[Supplied material]

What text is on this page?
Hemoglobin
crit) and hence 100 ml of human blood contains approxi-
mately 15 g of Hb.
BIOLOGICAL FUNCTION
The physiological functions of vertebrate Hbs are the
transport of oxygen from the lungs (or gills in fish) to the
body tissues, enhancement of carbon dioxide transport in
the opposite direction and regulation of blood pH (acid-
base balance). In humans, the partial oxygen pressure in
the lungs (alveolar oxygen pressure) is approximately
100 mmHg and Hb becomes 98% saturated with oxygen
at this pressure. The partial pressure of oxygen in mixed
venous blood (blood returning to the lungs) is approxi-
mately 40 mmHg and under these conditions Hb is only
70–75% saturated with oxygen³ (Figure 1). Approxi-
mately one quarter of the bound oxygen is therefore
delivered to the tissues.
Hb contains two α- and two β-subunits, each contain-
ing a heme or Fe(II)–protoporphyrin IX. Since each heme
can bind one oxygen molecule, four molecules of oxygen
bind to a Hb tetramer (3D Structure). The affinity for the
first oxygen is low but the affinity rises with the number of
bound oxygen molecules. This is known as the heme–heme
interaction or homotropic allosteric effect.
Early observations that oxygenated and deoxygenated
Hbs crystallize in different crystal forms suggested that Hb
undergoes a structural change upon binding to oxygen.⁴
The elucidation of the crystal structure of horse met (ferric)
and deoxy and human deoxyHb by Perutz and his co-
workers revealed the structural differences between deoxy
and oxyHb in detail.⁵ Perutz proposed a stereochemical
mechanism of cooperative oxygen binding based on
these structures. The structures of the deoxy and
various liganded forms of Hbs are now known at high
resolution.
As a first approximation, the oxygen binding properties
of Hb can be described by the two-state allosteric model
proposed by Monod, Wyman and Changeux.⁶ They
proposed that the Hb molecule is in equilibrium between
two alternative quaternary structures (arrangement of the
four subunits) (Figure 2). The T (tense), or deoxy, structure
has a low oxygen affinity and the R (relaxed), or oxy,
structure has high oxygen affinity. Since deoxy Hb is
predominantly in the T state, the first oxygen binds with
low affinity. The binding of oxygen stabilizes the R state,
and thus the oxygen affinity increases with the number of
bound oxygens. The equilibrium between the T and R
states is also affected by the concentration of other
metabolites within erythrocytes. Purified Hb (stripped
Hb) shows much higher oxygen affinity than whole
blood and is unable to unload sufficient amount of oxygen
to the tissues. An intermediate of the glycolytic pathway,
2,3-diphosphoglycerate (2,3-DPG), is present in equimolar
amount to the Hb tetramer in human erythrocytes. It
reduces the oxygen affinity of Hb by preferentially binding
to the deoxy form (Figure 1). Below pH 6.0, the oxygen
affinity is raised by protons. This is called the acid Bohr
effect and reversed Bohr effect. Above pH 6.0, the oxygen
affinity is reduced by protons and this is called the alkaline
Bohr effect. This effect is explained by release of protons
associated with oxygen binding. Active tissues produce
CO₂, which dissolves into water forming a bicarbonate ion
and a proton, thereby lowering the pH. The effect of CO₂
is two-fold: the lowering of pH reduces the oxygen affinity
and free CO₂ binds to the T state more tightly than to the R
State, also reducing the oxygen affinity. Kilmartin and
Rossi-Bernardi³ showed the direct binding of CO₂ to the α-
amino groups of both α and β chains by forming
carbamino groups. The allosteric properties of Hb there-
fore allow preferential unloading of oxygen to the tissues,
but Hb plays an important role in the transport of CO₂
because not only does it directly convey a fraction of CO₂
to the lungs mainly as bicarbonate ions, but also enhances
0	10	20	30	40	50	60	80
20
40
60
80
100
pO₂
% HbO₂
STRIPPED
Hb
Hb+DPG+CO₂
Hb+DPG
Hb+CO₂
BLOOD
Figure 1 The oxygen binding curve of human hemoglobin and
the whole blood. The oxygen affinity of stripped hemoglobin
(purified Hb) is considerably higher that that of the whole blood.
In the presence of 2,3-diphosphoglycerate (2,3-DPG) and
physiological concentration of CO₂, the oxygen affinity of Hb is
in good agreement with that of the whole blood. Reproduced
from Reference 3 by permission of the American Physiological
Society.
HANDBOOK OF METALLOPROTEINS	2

[/Supplied material]

» **What is expected**:
Retype the listing exactly, in full.

» **Solution for this exercise**:
What text is on this page?
Hemoglobin
crit) and hence 100 ml of human blood contains approxi-
mately 15 g of Hb.
BIOLOGICAL FUNCTION
The physiological functions of vertebrate Hbs are the
transport of oxygen from the lungs (or gills in fish) to the
body tissues, enhancement of carbon dioxide transport in
the opposite direction and regulation of blood pH (acid-
base balance). In humans, the partial oxygen pressure in
the lungs (alveolar oxygen pressure) is approximately
100 mmHg and Hb becomes 98% saturated with oxygen
at this pressure. The partial pressure of oxygen in mixed
venous blood (blood returning to the lungs) is approxi-
mately 40 mmHg and under these conditions Hb is only
70–75% saturated with oxygen³ (Figure 1). Approxi-
mately one quarter of the bound oxygen is therefore
delivered to the tissues.
Hb contains two α- and two β-subunits, each contain-
ing a heme or Fe(II)–protoporphyrin IX. Since each heme
can bind one oxygen molecule, four molecules of oxygen
bind to a Hb tetramer (3D Structure). The affinity for the
first oxygen is low but the affinity rises with the number of
bound oxygen molecules. This is known as the heme–heme
interaction or homotropic allosteric effect.
Early observations that oxygenated and deoxygenated
Hbs crystallize in different crystal forms suggested that Hb
undergoes a structural change upon binding to oxygen.⁴
The elucidation of the crystal structure of horse met (ferric)
and deoxy and human deoxyHb by Perutz and his co-
workers revealed the structural differences between deoxy
and oxyHb in detail.⁵ Perutz proposed a stereochemical
mechanism of cooperative oxygen binding based on
these structures. The structures of the deoxy and
various liganded forms of Hbs are now known at high
resolution.
As a first approximation, the oxygen binding properties
of Hb can be described by the two-state allosteric model
proposed by Monod, Wyman and Changeux.⁶ They
proposed that the Hb molecule is in equilibrium between
two alternative quaternary structures (arrangement of the
four subunits) (Figure 2). The T (tense), or deoxy, structure
has a low oxygen affinity and the R (relaxed), or oxy,
structure has high oxygen affinity. Since deoxy Hb is
predominantly in the T state, the first oxygen binds with
low affinity. The binding of oxygen stabilizes the R state,
and thus the oxygen affinity increases with the number of
bound oxygens. The equilibrium between the T and R
states is also affected by the concentration of other
metabolites within erythrocytes. Purified Hb (stripped
Hb) shows much higher oxygen affinity than whole
blood and is unable to unload sufficient amount of oxygen
to the tissues. An intermediate of the glycolytic pathway,
2,3-diphosphoglycerate (2,3-DPG), is present in equimolar
amount to the Hb tetramer in human erythrocytes. It
reduces the oxygen affinity of Hb by preferentially binding
to the deoxy form (Figure 1). Below pH 6.0, the oxygen
affinity is raised by protons. This is called the acid Bohr
effect and reversed Bohr effect. Above pH 6.0, the oxygen
affinity is reduced by protons and this is called the alkaline
Bohr effect. This effect is explained by release of protons
associated with oxygen binding. Active tissues produce
CO₂, which dissolves into water forming a bicarbonate ion
and a proton, thereby lowering the pH. The effect of CO₂
is two-fold: the lowering of pH reduces the oxygen affinity
and free CO₂ binds to the T state more tightly than to the R
State, also reducing the oxygen affinity. Kilmartin and
Rossi-Bernardi³ showed the direct binding of CO₂ to the α-
amino groups of both α and β chains by forming
carbamino groups. The allosteric properties of Hb there-
fore allow preferential unloading of oxygen to the tissues,
but Hb plays an important role in the transport of CO₂
because not only does it directly convey a fraction of CO₂
to the lungs mainly as bicarbonate ions, but also enhances
0	10	20	30	40	50	60	80
20
40
60
80
100
pO₂
% HbO₂
STRIPPED
Hb
Hb+DPG+CO₂
Hb+DPG
Hb+CO₂
BLOOD
Figure 1 The oxygen binding curve of human hemoglobin and
the whole blood. The oxygen affinity of stripped hemoglobin
(purified Hb) is considerably higher that that of the whole blood.
In the presence of 2,3-diphosphoglycerate (2,3-DPG) and
physiological concentration of CO₂, the oxygen affinity of Hb is
in good agreement with that of the whole blood. Reproduced
from Reference 3 by permission of the American Physiological
Society.
HANDBOOK OF METALLOPROTEINS	2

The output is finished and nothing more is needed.